**Task details**
Transcribe the VideoCipher passage word for word, everything from "Eventually (about 1992), HBO" down to "Instruments TMS7000 processors.".

In the early nineties, programmers increased the frequency of the top tier DES keys from monthly to near daily. Companies (such as Magna Systems) began offering services whereby users could continue to receive keys via fax electronic modifications/add-on boards such as "VMS" modems. These add-on modem modules would dial into a bulletin board system and automatically download the required keys to view all available programming.

Eventually (about 1992), HBO completely left the VideoCipher II datastream in favor of the more secure VideoCipher II Plus (RS) datastream; other programmers followed suit. Due to the differences of the VideoCipher II Plus datastream, video could appear to "flicker" or struggle on an old VideoCipher II module (modules with a newer "pirate chip" installed, tended to be less prone to this issue).

VideoCipher II was subject to ITAR restrictions on export of cryptography from the United States because of its use of DES, but an exception for consumer descramblers was added to the US Munitions List in 1992.

Videocipher II was implemented on Texas Instruments TMS7000 processors.

=== Videocipher II+/RS ===
In 1992, following years of security breaches with the Videocipher II system, General Instruments introduced the Videocipher II Plus descrambler module. In 1993, some VCII programming was phased out, especially premium movie channels and pay per view. For a time, many networks, like SportsChannel America, remained on the VC II stream. The Videocipher II+ was a higher-security system with two variants. The Videocipher-RS system (RS for Renewable Security) is the Videocipher II Plus system with a slot in the back of the descrambler module to where a card could be inserted to upgrade the security if the VCII Plus system were ever breached.

== Technological obsolescence ==
General Instrument discontinued production of VC II+ RS modules in 1998 in favor of its DigiCipher system. Over the next ten years, broadcasters migrated to digital transmission delivery and discontinued their analog feeds. In October 2008, Motorola (who acquired General Instruments in January 2000) announced that their authorization center would no longer authorize any new decoders after December 31, 2008, and that the current remaining analog Videocipher channels would switch entirely to digital transmission after that same date. The Weather Channel, the last major television network to utilize the VideoCipher II system, discontinued its analog signal on AMC 11 transponder 13 on June 26, 2014, effectively ending the Videocipher era.

== Legacy ==
Within the years of the change of signal scrambling from VC II to VCII+, DirecTV began to take on many former C band VideoCipher subscribers and illegal receivers of programming. Many who were involved with providing illegal VideoCipher II programming moved over to hacking and providing users illegal access to the (at the time) digital direct broadcast satellite systems.

**Data**
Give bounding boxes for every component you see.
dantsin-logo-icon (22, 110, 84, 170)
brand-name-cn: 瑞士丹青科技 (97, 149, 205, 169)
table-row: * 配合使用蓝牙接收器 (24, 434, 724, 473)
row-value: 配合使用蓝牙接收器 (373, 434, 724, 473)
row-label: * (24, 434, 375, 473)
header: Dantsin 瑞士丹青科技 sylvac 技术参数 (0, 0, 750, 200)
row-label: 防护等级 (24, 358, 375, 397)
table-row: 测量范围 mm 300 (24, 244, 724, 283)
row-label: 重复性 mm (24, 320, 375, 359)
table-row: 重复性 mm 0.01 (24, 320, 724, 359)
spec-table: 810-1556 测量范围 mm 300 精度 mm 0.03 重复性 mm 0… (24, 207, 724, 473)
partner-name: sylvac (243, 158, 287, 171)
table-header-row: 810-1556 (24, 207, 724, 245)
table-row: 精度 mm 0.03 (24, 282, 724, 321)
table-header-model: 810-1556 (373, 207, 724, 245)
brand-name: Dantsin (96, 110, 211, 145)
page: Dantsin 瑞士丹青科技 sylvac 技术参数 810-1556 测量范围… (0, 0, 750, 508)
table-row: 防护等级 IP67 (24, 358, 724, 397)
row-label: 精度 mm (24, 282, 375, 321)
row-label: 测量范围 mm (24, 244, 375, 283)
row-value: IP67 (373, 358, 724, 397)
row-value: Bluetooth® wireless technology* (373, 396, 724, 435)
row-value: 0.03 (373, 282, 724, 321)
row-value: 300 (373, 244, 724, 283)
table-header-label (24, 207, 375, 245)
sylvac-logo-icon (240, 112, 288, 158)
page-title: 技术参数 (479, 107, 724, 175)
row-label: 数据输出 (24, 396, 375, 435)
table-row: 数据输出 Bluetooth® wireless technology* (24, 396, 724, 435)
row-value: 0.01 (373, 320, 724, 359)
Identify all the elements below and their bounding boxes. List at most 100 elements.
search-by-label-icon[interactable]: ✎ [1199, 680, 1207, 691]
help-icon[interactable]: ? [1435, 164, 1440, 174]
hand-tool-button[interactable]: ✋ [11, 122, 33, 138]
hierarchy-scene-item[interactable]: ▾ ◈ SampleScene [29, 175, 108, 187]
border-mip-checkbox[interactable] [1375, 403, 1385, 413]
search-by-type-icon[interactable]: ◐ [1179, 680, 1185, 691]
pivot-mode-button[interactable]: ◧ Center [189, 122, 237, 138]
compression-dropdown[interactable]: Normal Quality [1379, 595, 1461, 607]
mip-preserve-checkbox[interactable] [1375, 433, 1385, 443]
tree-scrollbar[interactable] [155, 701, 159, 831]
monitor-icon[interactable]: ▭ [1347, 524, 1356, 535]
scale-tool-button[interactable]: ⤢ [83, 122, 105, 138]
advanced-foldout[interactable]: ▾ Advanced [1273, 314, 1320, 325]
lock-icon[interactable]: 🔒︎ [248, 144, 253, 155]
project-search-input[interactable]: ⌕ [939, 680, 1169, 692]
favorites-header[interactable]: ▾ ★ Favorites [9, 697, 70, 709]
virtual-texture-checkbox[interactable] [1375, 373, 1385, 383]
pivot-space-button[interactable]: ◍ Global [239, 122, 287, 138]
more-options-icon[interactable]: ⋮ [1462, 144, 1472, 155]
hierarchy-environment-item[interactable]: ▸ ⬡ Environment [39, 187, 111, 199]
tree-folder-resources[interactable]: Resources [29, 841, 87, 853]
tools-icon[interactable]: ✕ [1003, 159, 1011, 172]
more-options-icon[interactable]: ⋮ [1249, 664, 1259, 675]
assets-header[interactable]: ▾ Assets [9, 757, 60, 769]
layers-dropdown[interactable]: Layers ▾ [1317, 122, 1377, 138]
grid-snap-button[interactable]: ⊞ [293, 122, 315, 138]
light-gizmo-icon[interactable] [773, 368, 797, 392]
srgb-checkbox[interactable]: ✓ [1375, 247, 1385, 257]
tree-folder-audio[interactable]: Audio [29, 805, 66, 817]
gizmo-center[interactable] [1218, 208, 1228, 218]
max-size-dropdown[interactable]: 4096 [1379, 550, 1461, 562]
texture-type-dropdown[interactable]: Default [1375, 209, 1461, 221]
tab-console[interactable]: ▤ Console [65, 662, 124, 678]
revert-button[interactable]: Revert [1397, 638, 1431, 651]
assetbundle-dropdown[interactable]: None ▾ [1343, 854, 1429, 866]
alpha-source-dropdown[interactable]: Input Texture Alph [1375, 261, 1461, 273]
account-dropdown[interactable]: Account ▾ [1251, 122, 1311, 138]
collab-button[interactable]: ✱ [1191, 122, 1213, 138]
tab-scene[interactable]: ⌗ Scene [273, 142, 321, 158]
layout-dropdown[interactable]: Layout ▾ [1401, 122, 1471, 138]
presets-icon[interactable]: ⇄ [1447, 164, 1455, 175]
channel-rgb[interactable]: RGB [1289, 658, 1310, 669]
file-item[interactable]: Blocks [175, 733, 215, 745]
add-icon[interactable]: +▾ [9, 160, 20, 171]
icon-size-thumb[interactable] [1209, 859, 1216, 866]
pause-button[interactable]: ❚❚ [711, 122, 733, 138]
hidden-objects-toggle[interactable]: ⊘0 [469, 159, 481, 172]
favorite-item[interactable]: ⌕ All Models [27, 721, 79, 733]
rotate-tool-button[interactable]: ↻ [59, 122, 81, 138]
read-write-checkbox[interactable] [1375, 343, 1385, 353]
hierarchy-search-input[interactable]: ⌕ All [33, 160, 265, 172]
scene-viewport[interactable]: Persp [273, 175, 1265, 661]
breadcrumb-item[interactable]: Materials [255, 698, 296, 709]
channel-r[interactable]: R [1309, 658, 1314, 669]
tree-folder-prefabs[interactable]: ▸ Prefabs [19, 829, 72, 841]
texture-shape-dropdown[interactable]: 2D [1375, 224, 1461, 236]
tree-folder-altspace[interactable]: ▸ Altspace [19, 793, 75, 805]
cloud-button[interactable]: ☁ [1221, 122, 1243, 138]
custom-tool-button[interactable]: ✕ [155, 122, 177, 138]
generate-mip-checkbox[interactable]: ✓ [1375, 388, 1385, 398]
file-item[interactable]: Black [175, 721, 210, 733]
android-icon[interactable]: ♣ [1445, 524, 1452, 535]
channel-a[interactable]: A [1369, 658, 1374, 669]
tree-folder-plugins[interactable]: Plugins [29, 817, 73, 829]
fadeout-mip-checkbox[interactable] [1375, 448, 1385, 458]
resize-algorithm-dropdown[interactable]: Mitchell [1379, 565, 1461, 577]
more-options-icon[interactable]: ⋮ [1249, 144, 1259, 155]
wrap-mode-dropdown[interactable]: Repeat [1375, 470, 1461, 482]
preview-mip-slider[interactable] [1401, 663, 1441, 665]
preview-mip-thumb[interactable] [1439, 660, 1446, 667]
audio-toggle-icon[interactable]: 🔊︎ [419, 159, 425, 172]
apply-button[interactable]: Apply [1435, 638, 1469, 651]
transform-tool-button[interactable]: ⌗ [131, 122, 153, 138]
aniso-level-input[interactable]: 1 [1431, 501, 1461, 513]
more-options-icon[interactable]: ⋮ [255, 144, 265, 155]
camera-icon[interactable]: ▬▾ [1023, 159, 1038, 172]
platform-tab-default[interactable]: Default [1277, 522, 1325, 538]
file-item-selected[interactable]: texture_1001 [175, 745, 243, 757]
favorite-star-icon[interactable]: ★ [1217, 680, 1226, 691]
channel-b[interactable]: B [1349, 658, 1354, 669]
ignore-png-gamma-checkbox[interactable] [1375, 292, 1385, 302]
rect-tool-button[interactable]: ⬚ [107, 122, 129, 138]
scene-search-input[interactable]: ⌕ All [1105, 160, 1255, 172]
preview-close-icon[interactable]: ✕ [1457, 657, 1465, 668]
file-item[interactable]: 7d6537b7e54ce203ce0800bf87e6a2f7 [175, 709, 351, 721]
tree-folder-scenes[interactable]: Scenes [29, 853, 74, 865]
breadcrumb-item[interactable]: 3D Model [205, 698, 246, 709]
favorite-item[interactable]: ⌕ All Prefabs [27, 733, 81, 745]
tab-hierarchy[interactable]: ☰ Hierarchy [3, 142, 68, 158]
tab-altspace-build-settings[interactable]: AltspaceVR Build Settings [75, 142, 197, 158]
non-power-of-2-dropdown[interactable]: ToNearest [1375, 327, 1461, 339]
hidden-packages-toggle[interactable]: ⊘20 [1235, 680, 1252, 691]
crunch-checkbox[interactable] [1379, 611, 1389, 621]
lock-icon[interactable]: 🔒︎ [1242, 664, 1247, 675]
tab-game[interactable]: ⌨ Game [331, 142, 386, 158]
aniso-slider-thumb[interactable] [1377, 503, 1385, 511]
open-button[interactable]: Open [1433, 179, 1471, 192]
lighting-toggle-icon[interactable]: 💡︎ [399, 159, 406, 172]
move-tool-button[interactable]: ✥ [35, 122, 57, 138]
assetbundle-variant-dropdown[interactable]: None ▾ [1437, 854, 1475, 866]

**Response to this task**
Eventually (about 1992), HBO completely left the VideoCipher II datastream in favor of the more secure VideoCipher II Plus (RS) datastream; other programmers followed suit. Due to the differences of the VideoCipher II Plus datastream, video could appear to "flicker" or struggle on an old VideoCipher II module (modules with a newer "pirate chip" installed, tended to be less prone to this issue).

VideoCipher II was subject to ITAR restrictions on export of cryptography from the United States because of its use of DES, but an exception for consumer descramblers was added to the US Munitions List in 1992.

Videocipher II was implemented on Texas Instruments TMS7000 processors.